Given problem =>
Copy the following material line for line, without changing anything.
[begin Data supplied]
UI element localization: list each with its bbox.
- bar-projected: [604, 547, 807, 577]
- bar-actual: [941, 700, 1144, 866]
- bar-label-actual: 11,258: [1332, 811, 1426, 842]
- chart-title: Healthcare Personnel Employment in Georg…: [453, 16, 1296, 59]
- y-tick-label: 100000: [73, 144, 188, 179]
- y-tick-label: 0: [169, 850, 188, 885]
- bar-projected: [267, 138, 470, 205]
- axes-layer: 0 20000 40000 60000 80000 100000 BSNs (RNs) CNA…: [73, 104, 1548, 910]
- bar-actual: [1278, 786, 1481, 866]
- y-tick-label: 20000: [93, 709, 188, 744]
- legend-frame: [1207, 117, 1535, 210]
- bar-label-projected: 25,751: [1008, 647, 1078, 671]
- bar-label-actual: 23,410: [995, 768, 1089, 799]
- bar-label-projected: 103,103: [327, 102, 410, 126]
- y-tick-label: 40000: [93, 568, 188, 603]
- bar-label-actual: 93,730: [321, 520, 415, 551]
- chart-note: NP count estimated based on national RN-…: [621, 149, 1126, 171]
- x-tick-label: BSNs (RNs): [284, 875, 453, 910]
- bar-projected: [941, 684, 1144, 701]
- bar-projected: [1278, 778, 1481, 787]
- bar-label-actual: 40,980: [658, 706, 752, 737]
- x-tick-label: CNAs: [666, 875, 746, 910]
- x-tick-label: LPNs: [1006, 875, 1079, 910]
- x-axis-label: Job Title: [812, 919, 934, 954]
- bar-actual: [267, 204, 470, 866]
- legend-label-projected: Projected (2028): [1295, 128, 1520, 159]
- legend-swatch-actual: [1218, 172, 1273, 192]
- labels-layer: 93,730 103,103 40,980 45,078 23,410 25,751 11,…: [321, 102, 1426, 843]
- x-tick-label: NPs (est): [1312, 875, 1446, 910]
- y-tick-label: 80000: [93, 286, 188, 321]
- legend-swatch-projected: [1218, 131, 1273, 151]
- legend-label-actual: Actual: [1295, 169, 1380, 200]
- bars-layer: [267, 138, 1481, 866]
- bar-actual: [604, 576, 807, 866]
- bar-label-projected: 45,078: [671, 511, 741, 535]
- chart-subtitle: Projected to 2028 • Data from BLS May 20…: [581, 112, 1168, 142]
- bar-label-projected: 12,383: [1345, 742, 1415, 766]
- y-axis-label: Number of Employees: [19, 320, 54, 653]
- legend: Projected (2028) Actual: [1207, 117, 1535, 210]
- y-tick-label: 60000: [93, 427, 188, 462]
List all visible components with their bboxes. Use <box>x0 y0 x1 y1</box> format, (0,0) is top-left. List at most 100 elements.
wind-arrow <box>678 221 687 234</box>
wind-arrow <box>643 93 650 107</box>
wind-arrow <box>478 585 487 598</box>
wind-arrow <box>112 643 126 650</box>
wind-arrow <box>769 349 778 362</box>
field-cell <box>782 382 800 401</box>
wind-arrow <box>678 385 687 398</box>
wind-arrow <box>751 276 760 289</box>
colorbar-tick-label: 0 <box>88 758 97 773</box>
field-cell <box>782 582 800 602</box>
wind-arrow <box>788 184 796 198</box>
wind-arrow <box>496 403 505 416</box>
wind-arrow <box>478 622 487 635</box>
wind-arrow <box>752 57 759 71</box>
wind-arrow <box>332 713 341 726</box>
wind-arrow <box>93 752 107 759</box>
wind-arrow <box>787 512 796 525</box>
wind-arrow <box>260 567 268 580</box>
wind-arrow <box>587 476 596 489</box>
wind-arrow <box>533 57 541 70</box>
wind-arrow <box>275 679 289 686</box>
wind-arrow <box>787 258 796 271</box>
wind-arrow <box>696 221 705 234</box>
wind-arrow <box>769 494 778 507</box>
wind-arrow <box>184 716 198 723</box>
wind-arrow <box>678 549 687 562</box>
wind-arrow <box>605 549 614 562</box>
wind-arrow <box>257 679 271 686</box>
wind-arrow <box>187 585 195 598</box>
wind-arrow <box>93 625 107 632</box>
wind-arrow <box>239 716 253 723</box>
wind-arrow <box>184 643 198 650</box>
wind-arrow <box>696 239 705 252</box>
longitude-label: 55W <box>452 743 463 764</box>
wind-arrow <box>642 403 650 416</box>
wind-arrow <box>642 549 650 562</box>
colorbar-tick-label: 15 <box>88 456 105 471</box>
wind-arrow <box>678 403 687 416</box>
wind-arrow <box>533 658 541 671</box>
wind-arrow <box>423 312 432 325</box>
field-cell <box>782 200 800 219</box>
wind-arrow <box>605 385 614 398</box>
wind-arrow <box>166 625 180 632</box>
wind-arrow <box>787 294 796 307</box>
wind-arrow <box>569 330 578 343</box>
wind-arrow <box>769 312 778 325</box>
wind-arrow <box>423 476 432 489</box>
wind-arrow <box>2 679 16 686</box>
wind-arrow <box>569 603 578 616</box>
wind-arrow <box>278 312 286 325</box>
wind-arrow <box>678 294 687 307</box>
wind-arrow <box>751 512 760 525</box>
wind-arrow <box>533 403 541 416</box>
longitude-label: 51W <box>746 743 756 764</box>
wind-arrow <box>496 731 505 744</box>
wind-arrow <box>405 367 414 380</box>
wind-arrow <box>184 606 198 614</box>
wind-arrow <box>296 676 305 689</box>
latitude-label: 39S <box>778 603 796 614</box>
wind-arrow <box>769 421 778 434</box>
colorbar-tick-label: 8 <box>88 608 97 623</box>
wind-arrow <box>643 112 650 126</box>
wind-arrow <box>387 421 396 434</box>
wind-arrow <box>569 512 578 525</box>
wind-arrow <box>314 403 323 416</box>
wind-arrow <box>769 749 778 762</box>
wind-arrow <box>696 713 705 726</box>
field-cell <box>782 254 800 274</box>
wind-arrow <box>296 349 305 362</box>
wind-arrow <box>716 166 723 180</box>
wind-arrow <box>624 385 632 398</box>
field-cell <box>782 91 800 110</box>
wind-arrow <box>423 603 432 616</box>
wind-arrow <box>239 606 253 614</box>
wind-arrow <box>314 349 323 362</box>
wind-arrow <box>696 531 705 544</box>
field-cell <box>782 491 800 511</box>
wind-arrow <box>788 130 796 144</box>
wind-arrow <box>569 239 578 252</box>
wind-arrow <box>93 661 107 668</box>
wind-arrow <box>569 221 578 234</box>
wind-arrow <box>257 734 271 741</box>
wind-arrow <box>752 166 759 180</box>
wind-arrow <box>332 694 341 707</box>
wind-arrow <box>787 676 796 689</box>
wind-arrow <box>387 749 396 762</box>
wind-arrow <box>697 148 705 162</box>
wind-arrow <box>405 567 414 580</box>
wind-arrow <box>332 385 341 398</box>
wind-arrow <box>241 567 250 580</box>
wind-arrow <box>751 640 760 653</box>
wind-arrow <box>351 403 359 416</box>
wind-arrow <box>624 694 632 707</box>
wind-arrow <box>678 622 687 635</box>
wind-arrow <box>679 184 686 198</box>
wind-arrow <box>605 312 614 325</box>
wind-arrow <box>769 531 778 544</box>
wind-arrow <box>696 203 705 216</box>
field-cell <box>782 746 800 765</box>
[end Data supplied]
Complete output =>
UI element localization: list each with its bbox.
- bar-projected: [604, 547, 807, 577]
- bar-actual: [941, 700, 1144, 866]
- bar-label-actual: 11,258: [1332, 811, 1426, 842]
- chart-title: Healthcare Personnel Employment in Georg…: [453, 16, 1296, 59]
- y-tick-label: 100000: [73, 144, 188, 179]
- y-tick-label: 0: [169, 850, 188, 885]
- bar-projected: [267, 138, 470, 205]
- axes-layer: 0 20000 40000 60000 80000 100000 BSNs (RNs) CNA…: [73, 104, 1548, 910]
- bar-actual: [1278, 786, 1481, 866]
- y-tick-label: 20000: [93, 709, 188, 744]
- legend-frame: [1207, 117, 1535, 210]
- bar-label-projected: 25,751: [1008, 647, 1078, 671]
- bar-label-actual: 23,410: [995, 768, 1089, 799]
- bar-label-projected: 103,103: [327, 102, 410, 126]
- y-tick-label: 40000: [93, 568, 188, 603]
- bar-label-actual: 93,730: [321, 520, 415, 551]
- chart-note: NP count estimated based on national RN-…: [621, 149, 1126, 171]
- x-tick-label: BSNs (RNs): [284, 875, 453, 910]
- bar-projected: [941, 684, 1144, 701]
- bar-projected: [1278, 778, 1481, 787]
- bar-label-actual: 40,980: [658, 706, 752, 737]
- x-tick-label: CNAs: [666, 875, 746, 910]
- x-tick-label: LPNs: [1006, 875, 1079, 910]
- x-axis-label: Job Title: [812, 919, 934, 954]
- bar-actual: [267, 204, 470, 866]
- legend-label-projected: Projected (2028): [1295, 128, 1520, 159]
- legend-swatch-actual: [1218, 172, 1273, 192]
- labels-layer: 93,730 103,103 40,980 45,078 23,410 25,751 11,…: [321, 102, 1426, 843]
- x-tick-label: NPs (est): [1312, 875, 1446, 910]
- y-tick-label: 80000: [93, 286, 188, 321]
- legend-swatch-projected: [1218, 131, 1273, 151]
- legend-label-actual: Actual: [1295, 169, 1380, 200]
- bars-layer: [267, 138, 1481, 866]
- bar-actual: [604, 576, 807, 866]
- bar-label-projected: 45,078: [671, 511, 741, 535]
- chart-subtitle: Projected to 2028 • Data from BLS May 20…: [581, 112, 1168, 142]
- bar-label-projected: 12,383: [1345, 742, 1415, 766]
- y-axis-label: Number of Employees: [19, 320, 54, 653]
- legend: Projected (2028) Actual: [1207, 117, 1535, 210]
- y-tick-label: 60000: [93, 427, 188, 462]
List all visible components with their bboxes. Use <box>x0 y0 x1 y1</box> format, (0,0) is top-left. List at most 100 elements.
wind-arrow <box>678 221 687 234</box>
wind-arrow <box>643 93 650 107</box>
wind-arrow <box>478 585 487 598</box>
wind-arrow <box>112 643 126 650</box>
wind-arrow <box>769 349 778 362</box>
field-cell <box>782 382 800 401</box>
wind-arrow <box>678 385 687 398</box>
wind-arrow <box>751 276 760 289</box>
colorbar-tick-label: 0 <box>88 758 97 773</box>
field-cell <box>782 582 800 602</box>
wind-arrow <box>788 184 796 198</box>
wind-arrow <box>496 403 505 416</box>
wind-arrow <box>478 622 487 635</box>
wind-arrow <box>752 57 759 71</box>
wind-arrow <box>332 713 341 726</box>
wind-arrow <box>93 752 107 759</box>
wind-arrow <box>787 512 796 525</box>
wind-arrow <box>260 567 268 580</box>
wind-arrow <box>587 476 596 489</box>
wind-arrow <box>533 57 541 70</box>
wind-arrow <box>275 679 289 686</box>
wind-arrow <box>787 258 796 271</box>
wind-arrow <box>696 221 705 234</box>
wind-arrow <box>769 494 778 507</box>
wind-arrow <box>184 716 198 723</box>
wind-arrow <box>678 549 687 562</box>
wind-arrow <box>605 549 614 562</box>
wind-arrow <box>257 679 271 686</box>
wind-arrow <box>187 585 195 598</box>
wind-arrow <box>93 625 107 632</box>
wind-arrow <box>239 716 253 723</box>
wind-arrow <box>184 643 198 650</box>
wind-arrow <box>696 239 705 252</box>
longitude-label: 55W <box>452 743 463 764</box>
wind-arrow <box>642 403 650 416</box>
wind-arrow <box>642 549 650 562</box>
colorbar-tick-label: 15 <box>88 456 105 471</box>
wind-arrow <box>678 403 687 416</box>
wind-arrow <box>533 658 541 671</box>
wind-arrow <box>423 312 432 325</box>
field-cell <box>782 200 800 219</box>
wind-arrow <box>605 385 614 398</box>
wind-arrow <box>166 625 180 632</box>
wind-arrow <box>787 294 796 307</box>
wind-arrow <box>569 330 578 343</box>
wind-arrow <box>769 312 778 325</box>
wind-arrow <box>423 476 432 489</box>
wind-arrow <box>2 679 16 686</box>
wind-arrow <box>569 603 578 616</box>
wind-arrow <box>278 312 286 325</box>
wind-arrow <box>678 294 687 307</box>
wind-arrow <box>751 512 760 525</box>
wind-arrow <box>533 403 541 416</box>
longitude-label: 51W <box>746 743 756 764</box>
wind-arrow <box>496 731 505 744</box>
wind-arrow <box>405 367 414 380</box>
wind-arrow <box>184 606 198 614</box>
wind-arrow <box>296 676 305 689</box>
latitude-label: 39S <box>778 603 796 614</box>
wind-arrow <box>769 421 778 434</box>
colorbar-tick-label: 8 <box>88 608 97 623</box>
wind-arrow <box>643 112 650 126</box>
wind-arrow <box>387 421 396 434</box>
wind-arrow <box>569 512 578 525</box>
wind-arrow <box>314 403 323 416</box>
wind-arrow <box>769 749 778 762</box>
wind-arrow <box>696 713 705 726</box>
field-cell <box>782 254 800 274</box>
wind-arrow <box>296 349 305 362</box>
wind-arrow <box>716 166 723 180</box>
wind-arrow <box>624 385 632 398</box>
field-cell <box>782 91 800 110</box>
wind-arrow <box>423 603 432 616</box>
wind-arrow <box>239 606 253 614</box>
wind-arrow <box>314 349 323 362</box>
wind-arrow <box>696 531 705 544</box>
field-cell <box>782 491 800 511</box>
wind-arrow <box>788 130 796 144</box>
wind-arrow <box>569 239 578 252</box>
wind-arrow <box>93 661 107 668</box>
wind-arrow <box>569 221 578 234</box>
wind-arrow <box>257 734 271 741</box>
wind-arrow <box>752 166 759 180</box>
wind-arrow <box>332 694 341 707</box>
wind-arrow <box>787 676 796 689</box>
wind-arrow <box>387 749 396 762</box>
wind-arrow <box>697 148 705 162</box>
wind-arrow <box>405 567 414 580</box>
wind-arrow <box>332 385 341 398</box>
wind-arrow <box>241 567 250 580</box>
wind-arrow <box>751 640 760 653</box>
wind-arrow <box>351 403 359 416</box>
wind-arrow <box>624 694 632 707</box>
wind-arrow <box>678 622 687 635</box>
wind-arrow <box>679 184 686 198</box>
wind-arrow <box>605 312 614 325</box>
wind-arrow <box>769 531 778 544</box>
wind-arrow <box>696 203 705 216</box>
field-cell <box>782 746 800 765</box>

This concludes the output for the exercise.